Job => Write out the data below in full, unchanged, minus the images.

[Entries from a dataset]
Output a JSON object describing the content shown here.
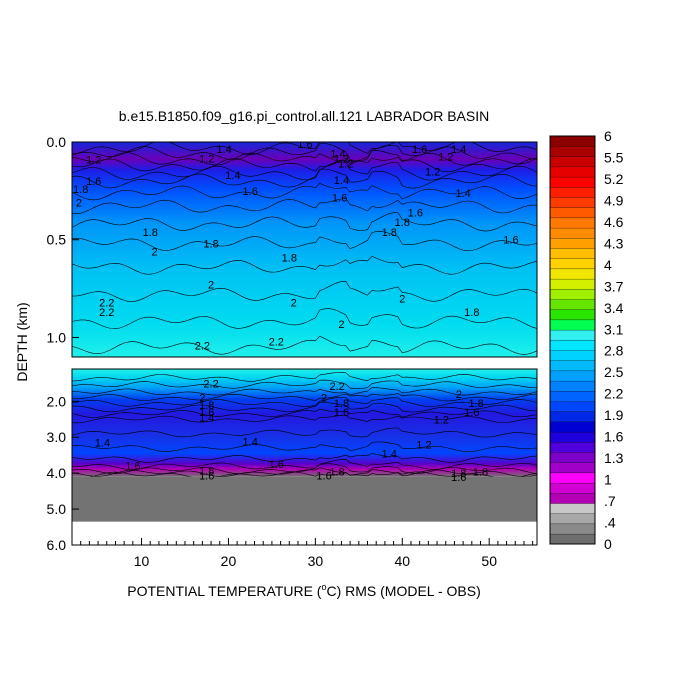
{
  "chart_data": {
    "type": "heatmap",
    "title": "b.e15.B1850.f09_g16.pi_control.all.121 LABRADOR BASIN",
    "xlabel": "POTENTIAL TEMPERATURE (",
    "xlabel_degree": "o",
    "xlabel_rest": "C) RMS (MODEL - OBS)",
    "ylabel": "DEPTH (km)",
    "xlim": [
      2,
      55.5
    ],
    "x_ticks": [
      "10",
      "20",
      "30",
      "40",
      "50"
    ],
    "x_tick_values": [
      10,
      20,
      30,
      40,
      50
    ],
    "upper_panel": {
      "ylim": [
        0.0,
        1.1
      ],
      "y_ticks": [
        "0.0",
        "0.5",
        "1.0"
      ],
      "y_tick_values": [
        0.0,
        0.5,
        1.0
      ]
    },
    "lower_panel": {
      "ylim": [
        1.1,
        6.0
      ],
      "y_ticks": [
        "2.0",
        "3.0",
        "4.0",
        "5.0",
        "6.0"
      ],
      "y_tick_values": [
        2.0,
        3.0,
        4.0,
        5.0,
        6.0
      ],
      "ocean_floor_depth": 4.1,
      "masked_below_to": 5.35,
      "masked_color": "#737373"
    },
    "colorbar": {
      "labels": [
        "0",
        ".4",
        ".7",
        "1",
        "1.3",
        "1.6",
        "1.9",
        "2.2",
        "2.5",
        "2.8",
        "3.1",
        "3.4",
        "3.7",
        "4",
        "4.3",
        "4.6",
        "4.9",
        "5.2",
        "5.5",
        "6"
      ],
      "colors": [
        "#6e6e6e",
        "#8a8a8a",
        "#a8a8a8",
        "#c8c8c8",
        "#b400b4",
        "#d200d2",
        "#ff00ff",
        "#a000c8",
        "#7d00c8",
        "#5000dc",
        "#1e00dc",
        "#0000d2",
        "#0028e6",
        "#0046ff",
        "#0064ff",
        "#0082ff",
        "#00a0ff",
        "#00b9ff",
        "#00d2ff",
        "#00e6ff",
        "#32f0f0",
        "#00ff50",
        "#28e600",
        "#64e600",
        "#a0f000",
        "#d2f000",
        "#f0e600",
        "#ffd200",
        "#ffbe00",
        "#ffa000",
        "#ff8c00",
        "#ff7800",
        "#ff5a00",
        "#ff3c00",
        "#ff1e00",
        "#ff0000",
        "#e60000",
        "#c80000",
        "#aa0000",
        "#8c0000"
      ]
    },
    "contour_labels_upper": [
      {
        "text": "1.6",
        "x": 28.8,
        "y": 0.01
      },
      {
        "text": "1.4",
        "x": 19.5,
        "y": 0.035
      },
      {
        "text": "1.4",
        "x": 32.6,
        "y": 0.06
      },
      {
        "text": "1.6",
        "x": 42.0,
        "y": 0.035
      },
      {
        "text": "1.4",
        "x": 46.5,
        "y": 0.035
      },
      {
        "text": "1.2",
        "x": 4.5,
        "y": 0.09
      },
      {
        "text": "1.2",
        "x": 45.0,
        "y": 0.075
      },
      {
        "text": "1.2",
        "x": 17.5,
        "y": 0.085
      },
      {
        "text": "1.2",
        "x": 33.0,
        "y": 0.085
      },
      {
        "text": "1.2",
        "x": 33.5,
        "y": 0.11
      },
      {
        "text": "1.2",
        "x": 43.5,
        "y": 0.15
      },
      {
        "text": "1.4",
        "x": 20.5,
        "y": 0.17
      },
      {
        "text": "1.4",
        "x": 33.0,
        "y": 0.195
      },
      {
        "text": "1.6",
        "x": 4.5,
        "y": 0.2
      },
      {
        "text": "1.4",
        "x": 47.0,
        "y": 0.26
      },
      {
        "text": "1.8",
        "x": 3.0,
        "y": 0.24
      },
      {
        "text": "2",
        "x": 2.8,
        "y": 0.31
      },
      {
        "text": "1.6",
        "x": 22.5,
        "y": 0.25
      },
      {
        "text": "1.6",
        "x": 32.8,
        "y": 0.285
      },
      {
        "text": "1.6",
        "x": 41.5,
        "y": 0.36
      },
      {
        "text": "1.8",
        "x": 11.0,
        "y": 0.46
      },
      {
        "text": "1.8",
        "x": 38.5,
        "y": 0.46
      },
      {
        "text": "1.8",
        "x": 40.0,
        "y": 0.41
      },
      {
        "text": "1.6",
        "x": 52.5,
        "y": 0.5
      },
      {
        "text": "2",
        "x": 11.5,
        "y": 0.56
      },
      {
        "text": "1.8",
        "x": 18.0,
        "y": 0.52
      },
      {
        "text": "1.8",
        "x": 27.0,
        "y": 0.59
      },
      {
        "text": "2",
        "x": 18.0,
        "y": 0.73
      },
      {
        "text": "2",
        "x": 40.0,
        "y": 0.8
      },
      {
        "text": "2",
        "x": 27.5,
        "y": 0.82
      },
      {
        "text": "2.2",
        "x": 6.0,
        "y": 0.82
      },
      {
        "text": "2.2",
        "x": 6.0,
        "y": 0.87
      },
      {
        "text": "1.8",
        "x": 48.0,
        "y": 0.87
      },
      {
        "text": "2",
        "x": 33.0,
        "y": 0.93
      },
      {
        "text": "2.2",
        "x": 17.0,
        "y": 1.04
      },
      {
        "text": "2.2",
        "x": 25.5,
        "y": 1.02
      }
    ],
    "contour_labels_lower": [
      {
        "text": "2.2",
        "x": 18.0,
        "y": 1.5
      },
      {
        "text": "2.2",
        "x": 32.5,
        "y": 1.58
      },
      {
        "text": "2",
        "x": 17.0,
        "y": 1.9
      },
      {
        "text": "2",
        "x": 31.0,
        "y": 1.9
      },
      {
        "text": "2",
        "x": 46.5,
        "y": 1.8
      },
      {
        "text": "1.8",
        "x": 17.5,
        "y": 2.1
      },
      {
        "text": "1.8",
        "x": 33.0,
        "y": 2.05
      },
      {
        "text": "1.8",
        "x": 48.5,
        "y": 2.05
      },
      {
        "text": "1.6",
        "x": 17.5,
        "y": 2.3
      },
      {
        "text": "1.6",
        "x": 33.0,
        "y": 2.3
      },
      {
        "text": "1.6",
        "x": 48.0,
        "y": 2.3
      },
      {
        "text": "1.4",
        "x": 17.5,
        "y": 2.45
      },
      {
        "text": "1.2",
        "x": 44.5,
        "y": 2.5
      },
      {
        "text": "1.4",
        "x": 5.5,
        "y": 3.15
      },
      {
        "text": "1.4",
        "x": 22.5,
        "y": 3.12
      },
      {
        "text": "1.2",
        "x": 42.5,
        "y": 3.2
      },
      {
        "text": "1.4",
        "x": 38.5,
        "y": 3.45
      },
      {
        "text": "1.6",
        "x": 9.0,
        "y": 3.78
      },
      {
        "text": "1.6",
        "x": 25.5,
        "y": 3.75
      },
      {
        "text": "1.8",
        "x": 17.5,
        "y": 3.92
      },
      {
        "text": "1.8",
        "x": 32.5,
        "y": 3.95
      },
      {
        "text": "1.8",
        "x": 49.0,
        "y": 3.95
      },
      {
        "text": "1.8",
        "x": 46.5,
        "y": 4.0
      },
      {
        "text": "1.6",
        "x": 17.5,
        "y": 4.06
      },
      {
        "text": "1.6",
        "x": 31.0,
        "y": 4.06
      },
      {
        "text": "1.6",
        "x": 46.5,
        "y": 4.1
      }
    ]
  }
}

Result =>
Output a JSON object describing the content shown here.
{
  "chart_data": {
    "type": "heatmap",
    "title": "b.e15.B1850.f09_g16.pi_control.all.121 LABRADOR BASIN",
    "xlabel": "POTENTIAL TEMPERATURE (",
    "xlabel_degree": "o",
    "xlabel_rest": "C) RMS (MODEL - OBS)",
    "ylabel": "DEPTH (km)",
    "xlim": [
      2,
      55.5
    ],
    "x_ticks": [
      "10",
      "20",
      "30",
      "40",
      "50"
    ],
    "x_tick_values": [
      10,
      20,
      30,
      40,
      50
    ],
    "upper_panel": {
      "ylim": [
        0.0,
        1.1
      ],
      "y_ticks": [
        "0.0",
        "0.5",
        "1.0"
      ],
      "y_tick_values": [
        0.0,
        0.5,
        1.0
      ]
    },
    "lower_panel": {
      "ylim": [
        1.1,
        6.0
      ],
      "y_ticks": [
        "2.0",
        "3.0",
        "4.0",
        "5.0",
        "6.0"
      ],
      "y_tick_values": [
        2.0,
        3.0,
        4.0,
        5.0,
        6.0
      ],
      "ocean_floor_depth": 4.1,
      "masked_below_to": 5.35,
      "masked_color": "#737373"
    },
    "colorbar": {
      "labels": [
        "0",
        ".4",
        ".7",
        "1",
        "1.3",
        "1.6",
        "1.9",
        "2.2",
        "2.5",
        "2.8",
        "3.1",
        "3.4",
        "3.7",
        "4",
        "4.3",
        "4.6",
        "4.9",
        "5.2",
        "5.5",
        "6"
      ],
      "colors": [
        "#6e6e6e",
        "#8a8a8a",
        "#a8a8a8",
        "#c8c8c8",
        "#b400b4",
        "#d200d2",
        "#ff00ff",
        "#a000c8",
        "#7d00c8",
        "#5000dc",
        "#1e00dc",
        "#0000d2",
        "#0028e6",
        "#0046ff",
        "#0064ff",
        "#0082ff",
        "#00a0ff",
        "#00b9ff",
        "#00d2ff",
        "#00e6ff",
        "#32f0f0",
        "#00ff50",
        "#28e600",
        "#64e600",
        "#a0f000",
        "#d2f000",
        "#f0e600",
        "#ffd200",
        "#ffbe00",
        "#ffa000",
        "#ff8c00",
        "#ff7800",
        "#ff5a00",
        "#ff3c00",
        "#ff1e00",
        "#ff0000",
        "#e60000",
        "#c80000",
        "#aa0000",
        "#8c0000"
      ]
    },
    "contour_labels_upper": [
      {
        "text": "1.6",
        "x": 28.8,
        "y": 0.01
      },
      {
        "text": "1.4",
        "x": 19.5,
        "y": 0.035
      },
      {
        "text": "1.4",
        "x": 32.6,
        "y": 0.06
      },
      {
        "text": "1.6",
        "x": 42.0,
        "y": 0.035
      },
      {
        "text": "1.4",
        "x": 46.5,
        "y": 0.035
      },
      {
        "text": "1.2",
        "x": 4.5,
        "y": 0.09
      },
      {
        "text": "1.2",
        "x": 45.0,
        "y": 0.075
      },
      {
        "text": "1.2",
        "x": 17.5,
        "y": 0.085
      },
      {
        "text": "1.2",
        "x": 33.0,
        "y": 0.085
      },
      {
        "text": "1.2",
        "x": 33.5,
        "y": 0.11
      },
      {
        "text": "1.2",
        "x": 43.5,
        "y": 0.15
      },
      {
        "text": "1.4",
        "x": 20.5,
        "y": 0.17
      },
      {
        "text": "1.4",
        "x": 33.0,
        "y": 0.195
      },
      {
        "text": "1.6",
        "x": 4.5,
        "y": 0.2
      },
      {
        "text": "1.4",
        "x": 47.0,
        "y": 0.26
      },
      {
        "text": "1.8",
        "x": 3.0,
        "y": 0.24
      },
      {
        "text": "2",
        "x": 2.8,
        "y": 0.31
      },
      {
        "text": "1.6",
        "x": 22.5,
        "y": 0.25
      },
      {
        "text": "1.6",
        "x": 32.8,
        "y": 0.285
      },
      {
        "text": "1.6",
        "x": 41.5,
        "y": 0.36
      },
      {
        "text": "1.8",
        "x": 11.0,
        "y": 0.46
      },
      {
        "text": "1.8",
        "x": 38.5,
        "y": 0.46
      },
      {
        "text": "1.8",
        "x": 40.0,
        "y": 0.41
      },
      {
        "text": "1.6",
        "x": 52.5,
        "y": 0.5
      },
      {
        "text": "2",
        "x": 11.5,
        "y": 0.56
      },
      {
        "text": "1.8",
        "x": 18.0,
        "y": 0.52
      },
      {
        "text": "1.8",
        "x": 27.0,
        "y": 0.59
      },
      {
        "text": "2",
        "x": 18.0,
        "y": 0.73
      },
      {
        "text": "2",
        "x": 40.0,
        "y": 0.8
      },
      {
        "text": "2",
        "x": 27.5,
        "y": 0.82
      },
      {
        "text": "2.2",
        "x": 6.0,
        "y": 0.82
      },
      {
        "text": "2.2",
        "x": 6.0,
        "y": 0.87
      },
      {
        "text": "1.8",
        "x": 48.0,
        "y": 0.87
      },
      {
        "text": "2",
        "x": 33.0,
        "y": 0.93
      },
      {
        "text": "2.2",
        "x": 17.0,
        "y": 1.04
      },
      {
        "text": "2.2",
        "x": 25.5,
        "y": 1.02
      }
    ],
    "contour_labels_lower": [
      {
        "text": "2.2",
        "x": 18.0,
        "y": 1.5
      },
      {
        "text": "2.2",
        "x": 32.5,
        "y": 1.58
      },
      {
        "text": "2",
        "x": 17.0,
        "y": 1.9
      },
      {
        "text": "2",
        "x": 31.0,
        "y": 1.9
      },
      {
        "text": "2",
        "x": 46.5,
        "y": 1.8
      },
      {
        "text": "1.8",
        "x": 17.5,
        "y": 2.1
      },
      {
        "text": "1.8",
        "x": 33.0,
        "y": 2.05
      },
      {
        "text": "1.8",
        "x": 48.5,
        "y": 2.05
      },
      {
        "text": "1.6",
        "x": 17.5,
        "y": 2.3
      },
      {
        "text": "1.6",
        "x": 33.0,
        "y": 2.3
      },
      {
        "text": "1.6",
        "x": 48.0,
        "y": 2.3
      },
      {
        "text": "1.4",
        "x": 17.5,
        "y": 2.45
      },
      {
        "text": "1.2",
        "x": 44.5,
        "y": 2.5
      },
      {
        "text": "1.4",
        "x": 5.5,
        "y": 3.15
      },
      {
        "text": "1.4",
        "x": 22.5,
        "y": 3.12
      },
      {
        "text": "1.2",
        "x": 42.5,
        "y": 3.2
      },
      {
        "text": "1.4",
        "x": 38.5,
        "y": 3.45
      },
      {
        "text": "1.6",
        "x": 9.0,
        "y": 3.78
      },
      {
        "text": "1.6",
        "x": 25.5,
        "y": 3.75
      },
      {
        "text": "1.8",
        "x": 17.5,
        "y": 3.92
      },
      {
        "text": "1.8",
        "x": 32.5,
        "y": 3.95
      },
      {
        "text": "1.8",
        "x": 49.0,
        "y": 3.95
      },
      {
        "text": "1.8",
        "x": 46.5,
        "y": 4.0
      },
      {
        "text": "1.6",
        "x": 17.5,
        "y": 4.06
      },
      {
        "text": "1.6",
        "x": 31.0,
        "y": 4.06
      },
      {
        "text": "1.6",
        "x": 46.5,
        "y": 4.1
      }
    ]
  }
}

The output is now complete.